SUPPLIED INFORMATION
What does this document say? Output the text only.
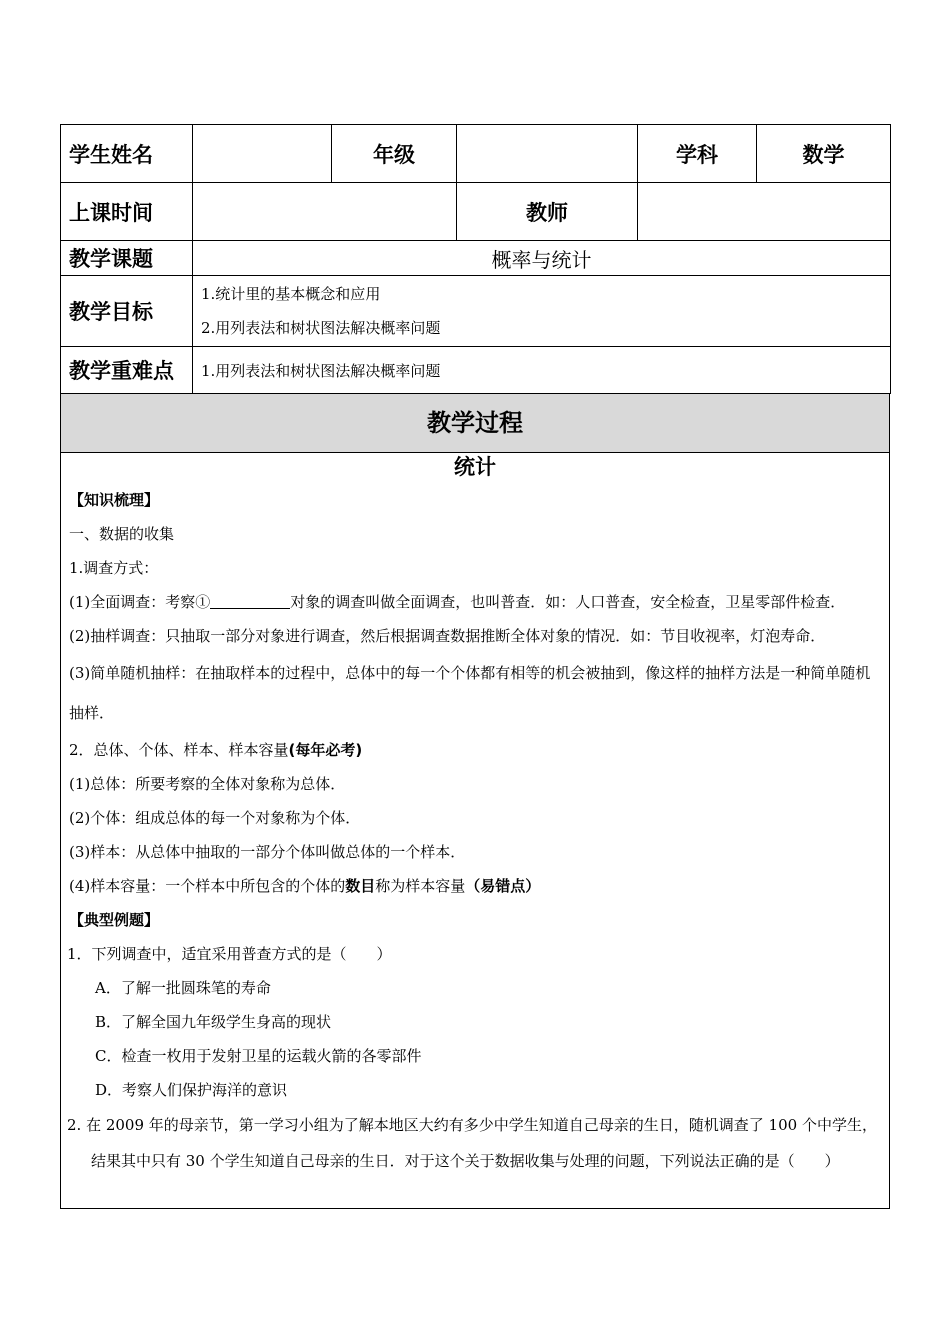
学生姓名		年级		学科	数学
上课时间			教师		
教学课题	概率与统计				
教学目标	1.统计里的基本概念和应用
2.用列表法和树状图法解决概率问题				

教学重难点	1.用列表法和树状图法解决概率问题				
教学过程
统计
【知识梳理】
一、数据的收集
1.调查方式：
(1)全面调查：考察①	对象的调查叫做全面调查，也叫普查．如：人口普查，安全检查，卫星零部件检查．
(2)抽样调查：只抽取一部分对象进行调查，然后根据调查数据推断全体对象的情况．如：节目收视率，灯泡寿命．
(3)简单随机抽样：在抽取样本的过程中，总体中的每一个个体都有相等的机会被抽到，像这样的抽样方法是一种简单随机抽样．
2．总体、个体、样本、样本容量(每年必考)
(1)总体：所要考察的全体对象称为总体．
(2)个体：组成总体的每一个对象称为个体．
(3)样本：从总体中抽取的一部分个体叫做总体的一个样本．
(4)样本容量：一个样本中所包含的个体的数目称为样本容量（易错点）
【典型例题】
1．下列调查中，适宜采用普查方式的是（　　）
A．了解一批圆珠笔的寿命
B．了解全国九年级学生身高的现状
C．检查一枚用于发射卫星的运载火箭的各零部件
D．考察人们保护海洋的意识
2. 在 2009 年的母亲节，第一学习小组为了解本地区大约有多少中学生知道自己母亲的生日，随机调查了 100 个中学生，结果其中只有 30 个学生知道自己母亲的生日．对于这个关于数据收集与处理的问题，下列说法正确的是（　　）
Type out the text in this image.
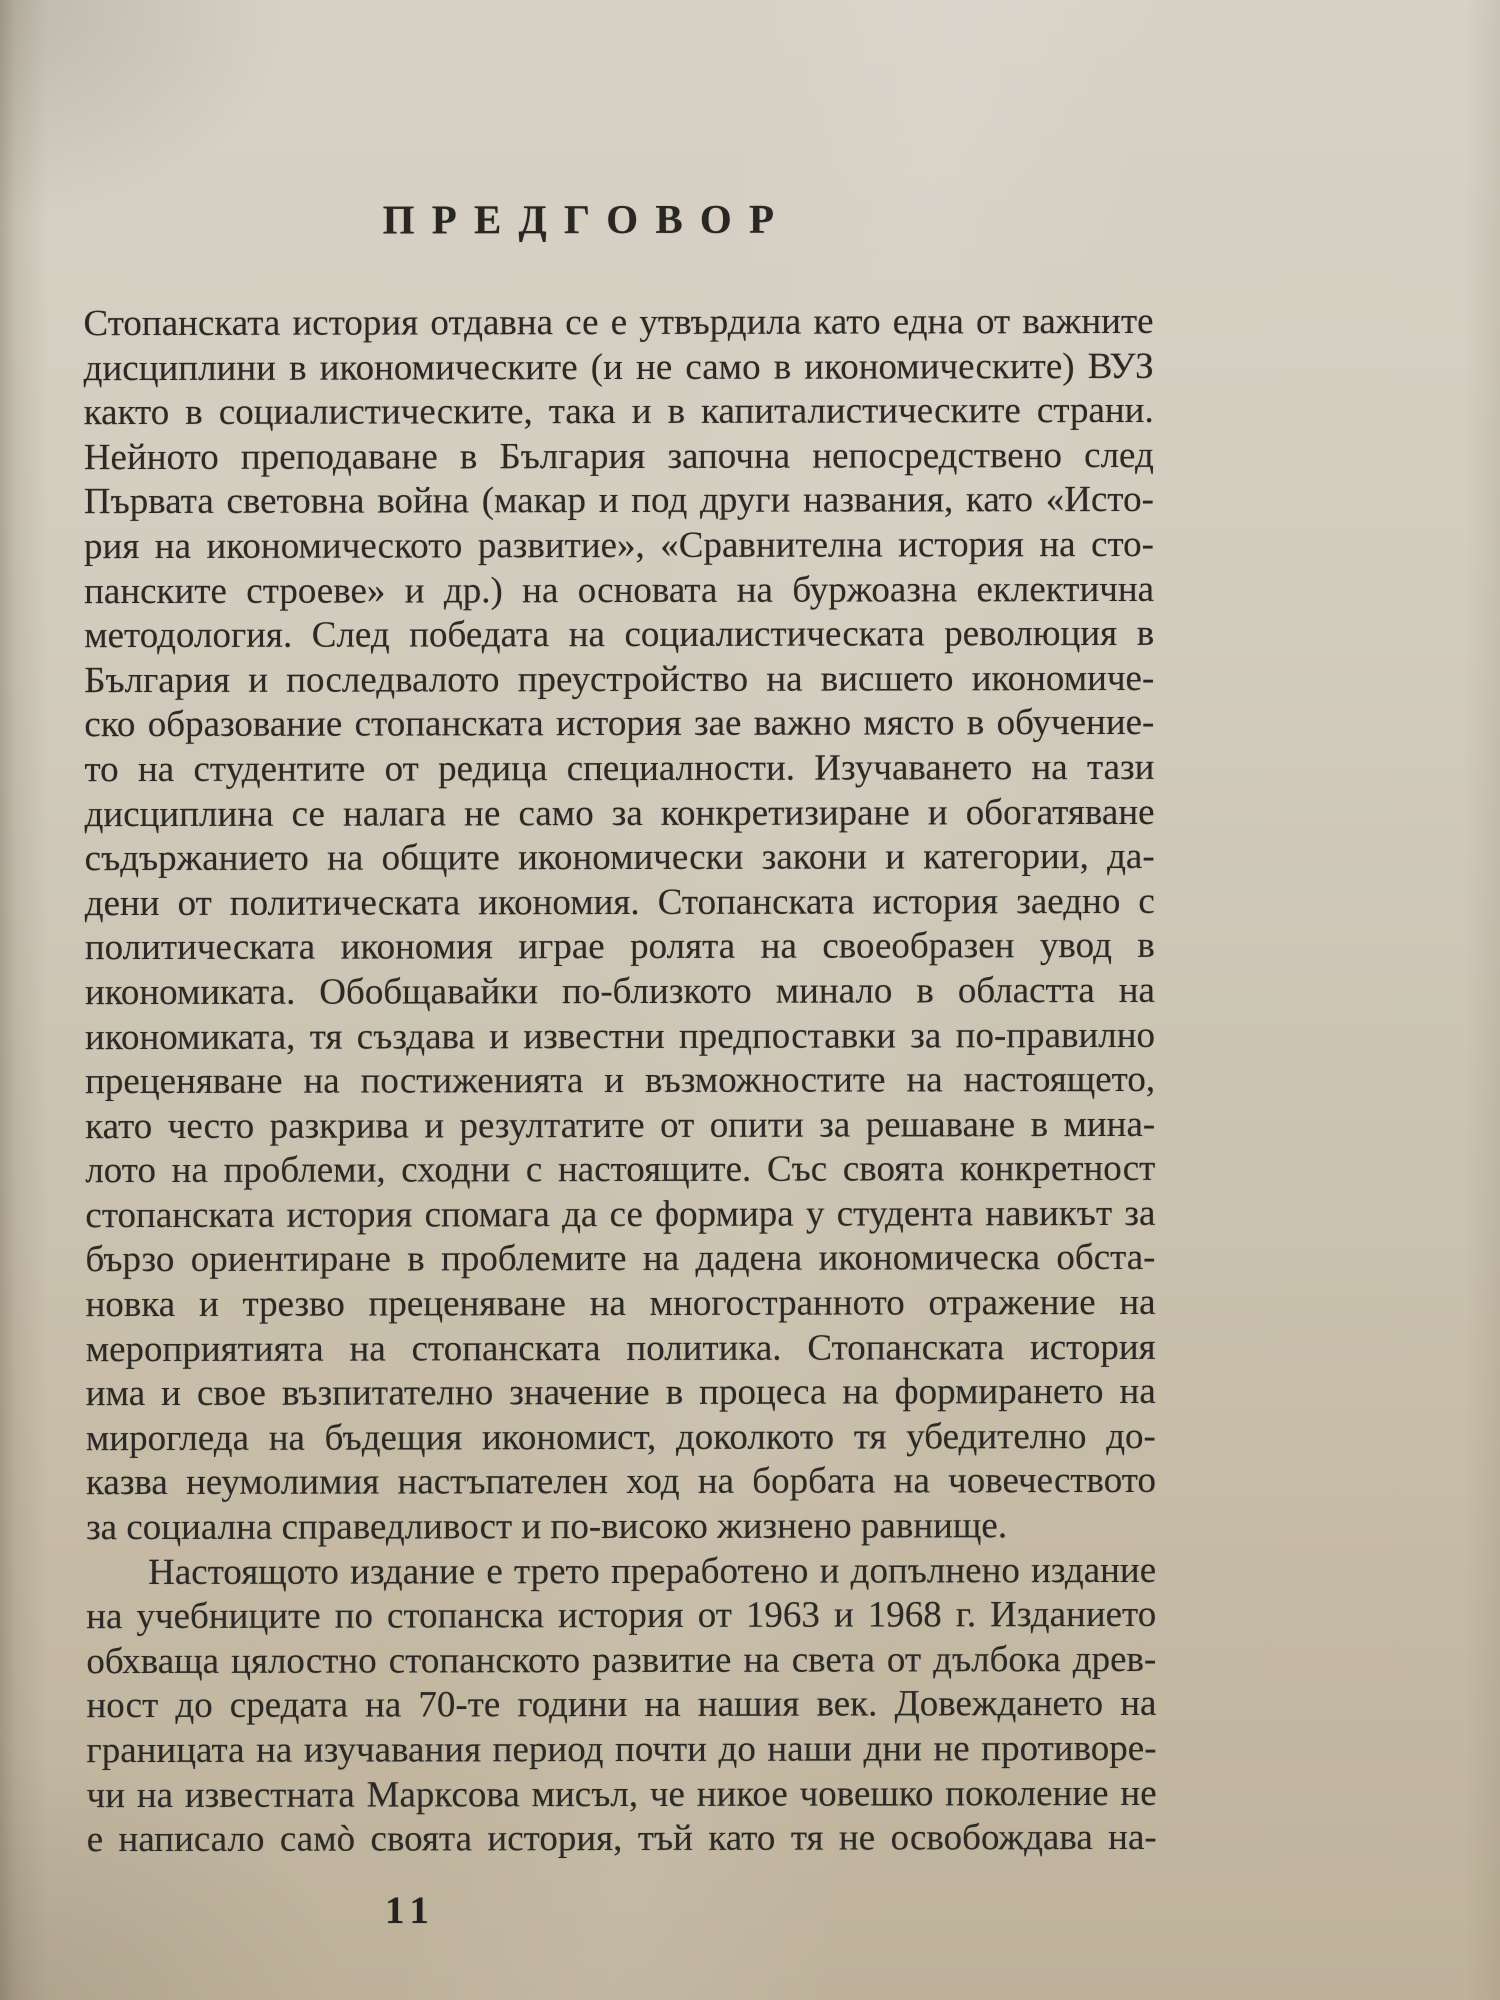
ПРЕДГОВОР
Стопанската история отдавна се е утвърдила като една от важните
дисциплини в икономическите (и не само в икономическите) ВУЗ
както в социалистическите, така и в капиталистическите страни.
Нейното преподаване в България започна непосредствено след
Първата световна война (макар и под други названия, като «Исто-
рия на икономическото развитие», «Сравнителна история на сто-
панските строеве» и др.) на основата на буржоазна еклектична
методология. След победата на социалистическата революция в
България и последвалото преустройство на висшето икономиче-
ско образование стопанската история зае важно място в обучение-
то на студентите от редица специалности. Изучаването на тази
дисциплина се налага не само за конкретизиране и обогатяване
съдържанието на общите икономически закони и категории, да-
дени от политическата икономия. Стопанската история заедно с
политическата икономия играе ролята на своеобразен увод в
икономиката. Обобщавайки по-близкото минало в областта на
икономиката, тя създава и известни предпоставки за по-правилно
преценяване на постиженията и възможностите на настоящето,
като често разкрива и резултатите от опити за решаване в мина-
лото на проблеми, сходни с настоящите. Със своята конкретност
стопанската история спомага да се формира у студента навикът за
бързо ориентиране в проблемите на дадена икономическа обста-
новка и трезво преценяване на многостранното отражение на
мероприятията на стопанската политика. Стопанската история
има и свое възпитателно значение в процеса на формирането на
мирогледа на бъдещия икономист, доколкото тя убедително до-
казва неумолимия настъпателен ход на борбата на човечеството
за социална справедливост и по-високо жизнено равнище.
Настоящото издание е трето преработено и допълнено издание
на учебниците по стопанска история от 1963 и 1968 г. Изданието
обхваща цялостно стопанското развитие на света от дълбока древ-
ност до средата на 70-те години на нашия век. Довеждането на
границата на изучавания период почти до наши дни не противоре-
чи на известната Марксова мисъл, че никое човешко поколение не
е написало самò своята история, тъй като тя не освобождава на-
11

INSTRUCTION
Restate the records word for word, omitting images.

FULL OUTPUT
What does this document say? Output the text only.
学生姓名		年级		学科	数学
上课时间			教师		
教学课题	概率与统计				
教学目标	1.统计里的基本概念和应用
2.用列表法和树状图法解决概率问题				

教学重难点	1.用列表法和树状图法解决概率问题				
教学过程
统计
【知识梳理】
一、数据的收集
1.调查方式：
(1)全面调查：考察①	对象的调查叫做全面调查，也叫普查．如：人口普查，安全检查，卫星零部件检查．
(2)抽样调查：只抽取一部分对象进行调查，然后根据调查数据推断全体对象的情况．如：节目收视率，灯泡寿命．
(3)简单随机抽样：在抽取样本的过程中，总体中的每一个个体都有相等的机会被抽到，像这样的抽样方法是一种简单随机抽样．
2．总体、个体、样本、样本容量(每年必考)
(1)总体：所要考察的全体对象称为总体．
(2)个体：组成总体的每一个对象称为个体．
(3)样本：从总体中抽取的一部分个体叫做总体的一个样本．
(4)样本容量：一个样本中所包含的个体的数目称为样本容量（易错点）
【典型例题】
1．下列调查中，适宜采用普查方式的是（　　）
A．了解一批圆珠笔的寿命
B．了解全国九年级学生身高的现状
C．检查一枚用于发射卫星的运载火箭的各零部件
D．考察人们保护海洋的意识
2. 在 2009 年的母亲节，第一学习小组为了解本地区大约有多少中学生知道自己母亲的生日，随机调查了 100 个中学生，结果其中只有 30 个学生知道自己母亲的生日．对于这个关于数据收集与处理的问题，下列说法正确的是（　　）
Type out the text in this image.
ПРЕДГОВОР
Стопанската история отдавна се е утвърдила като една от важните
дисциплини в икономическите (и не само в икономическите) ВУЗ
както в социалистическите, така и в капиталистическите страни.
Нейното преподаване в България започна непосредствено след
Първата световна война (макар и под други названия, като «Исто-
рия на икономическото развитие», «Сравнителна история на сто-
панските строеве» и др.) на основата на буржоазна еклектична
методология. След победата на социалистическата революция в
България и последвалото преустройство на висшето икономиче-
ско образование стопанската история зае важно място в обучение-
то на студентите от редица специалности. Изучаването на тази
дисциплина се налага не само за конкретизиране и обогатяване
съдържанието на общите икономически закони и категории, да-
дени от политическата икономия. Стопанската история заедно с
политическата икономия играе ролята на своеобразен увод в
икономиката. Обобщавайки по-близкото минало в областта на
икономиката, тя създава и известни предпоставки за по-правилно
преценяване на постиженията и възможностите на настоящето,
като често разкрива и резултатите от опити за решаване в мина-
лото на проблеми, сходни с настоящите. Със своята конкретност
стопанската история спомага да се формира у студента навикът за
бързо ориентиране в проблемите на дадена икономическа обста-
новка и трезво преценяване на многостранното отражение на
мероприятията на стопанската политика. Стопанската история
има и свое възпитателно значение в процеса на формирането на
мирогледа на бъдещия икономист, доколкото тя убедително до-
казва неумолимия настъпателен ход на борбата на човечеството
за социална справедливост и по-високо жизнено равнище.
Настоящото издание е трето преработено и допълнено издание
на учебниците по стопанска история от 1963 и 1968 г. Изданието
обхваща цялостно стопанското развитие на света от дълбока древ-
ност до средата на 70-те години на нашия век. Довеждането на
границата на изучавания период почти до наши дни не противоре-
чи на известната Марксова мисъл, че никое човешко поколение не
е написало самò своята история, тъй като тя не освобождава на-
11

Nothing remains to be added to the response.